WHAT YOU ARE ASKED TO DO:
Output the records. Match them exactly.

RECORDS SHOWN:
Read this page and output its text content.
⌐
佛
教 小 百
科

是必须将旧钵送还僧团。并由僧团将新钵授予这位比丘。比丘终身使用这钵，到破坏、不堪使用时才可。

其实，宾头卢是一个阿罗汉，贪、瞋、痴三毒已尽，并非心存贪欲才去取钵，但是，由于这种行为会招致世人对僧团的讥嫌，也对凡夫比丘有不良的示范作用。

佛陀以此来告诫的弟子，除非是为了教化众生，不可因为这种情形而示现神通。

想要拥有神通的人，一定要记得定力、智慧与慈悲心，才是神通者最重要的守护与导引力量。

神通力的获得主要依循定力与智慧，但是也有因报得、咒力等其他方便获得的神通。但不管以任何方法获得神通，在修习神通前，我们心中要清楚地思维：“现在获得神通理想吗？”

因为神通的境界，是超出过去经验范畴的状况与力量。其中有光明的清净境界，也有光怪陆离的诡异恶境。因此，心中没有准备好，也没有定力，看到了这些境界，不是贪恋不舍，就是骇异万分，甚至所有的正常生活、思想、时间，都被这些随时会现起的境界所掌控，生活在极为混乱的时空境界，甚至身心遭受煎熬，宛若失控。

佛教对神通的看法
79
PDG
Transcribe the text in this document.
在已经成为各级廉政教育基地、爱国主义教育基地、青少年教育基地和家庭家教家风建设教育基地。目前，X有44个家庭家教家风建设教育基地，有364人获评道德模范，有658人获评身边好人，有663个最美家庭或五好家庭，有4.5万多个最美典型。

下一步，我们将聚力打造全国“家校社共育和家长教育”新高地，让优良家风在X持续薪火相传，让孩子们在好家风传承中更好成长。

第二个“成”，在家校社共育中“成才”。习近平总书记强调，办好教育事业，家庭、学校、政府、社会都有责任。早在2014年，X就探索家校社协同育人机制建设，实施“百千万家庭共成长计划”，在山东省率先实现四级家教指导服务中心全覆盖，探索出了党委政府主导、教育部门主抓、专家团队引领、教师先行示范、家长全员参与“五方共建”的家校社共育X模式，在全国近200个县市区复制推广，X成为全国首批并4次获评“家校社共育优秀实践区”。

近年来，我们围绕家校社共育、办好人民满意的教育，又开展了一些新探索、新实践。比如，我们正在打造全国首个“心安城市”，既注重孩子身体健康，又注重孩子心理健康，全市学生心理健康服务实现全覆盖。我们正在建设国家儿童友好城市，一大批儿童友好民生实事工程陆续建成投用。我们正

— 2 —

ANSWER TO THE EXERCISE:
Read this page and output its text content.
⌐
佛
教 小 百
科

是必须将旧钵送还僧团。并由僧团将新钵授予这位比丘。比丘终身使用这钵，到破坏、不堪使用时才可。

其实，宾头卢是一个阿罗汉，贪、瞋、痴三毒已尽，并非心存贪欲才去取钵，但是，由于这种行为会招致世人对僧团的讥嫌，也对凡夫比丘有不良的示范作用。

佛陀以此来告诫的弟子，除非是为了教化众生，不可因为这种情形而示现神通。

想要拥有神通的人，一定要记得定力、智慧与慈悲心，才是神通者最重要的守护与导引力量。

神通力的获得主要依循定力与智慧，但是也有因报得、咒力等其他方便获得的神通。但不管以任何方法获得神通，在修习神通前，我们心中要清楚地思维：“现在获得神通理想吗？”

因为神通的境界，是超出过去经验范畴的状况与力量。其中有光明的清净境界，也有光怪陆离的诡异恶境。因此，心中没有准备好，也没有定力，看到了这些境界，不是贪恋不舍，就是骇异万分，甚至所有的正常生活、思想、时间，都被这些随时会现起的境界所掌控，生活在极为混乱的时空境界，甚至身心遭受煎熬，宛若失控。

佛教对神通的看法
79
PDG
Transcribe the text in this document.
在已经成为各级廉政教育基地、爱国主义教育基地、青少年教育基地和家庭家教家风建设教育基地。目前，X有44个家庭家教家风建设教育基地，有364人获评道德模范，有658人获评身边好人，有663个最美家庭或五好家庭，有4.5万多个最美典型。

下一步，我们将聚力打造全国“家校社共育和家长教育”新高地，让优良家风在X持续薪火相传，让孩子们在好家风传承中更好成长。

第二个“成”，在家校社共育中“成才”。习近平总书记强调，办好教育事业，家庭、学校、政府、社会都有责任。早在2014年，X就探索家校社协同育人机制建设，实施“百千万家庭共成长计划”，在山东省率先实现四级家教指导服务中心全覆盖，探索出了党委政府主导、教育部门主抓、专家团队引领、教师先行示范、家长全员参与“五方共建”的家校社共育X模式，在全国近200个县市区复制推广，X成为全国首批并4次获评“家校社共育优秀实践区”。

近年来，我们围绕家校社共育、办好人民满意的教育，又开展了一些新探索、新实践。比如，我们正在打造全国首个“心安城市”，既注重孩子身体健康，又注重孩子心理健康，全市学生心理健康服务实现全覆盖。我们正在建设国家儿童友好城市，一大批儿童友好民生实事工程陆续建成投用。我们正

— 2 —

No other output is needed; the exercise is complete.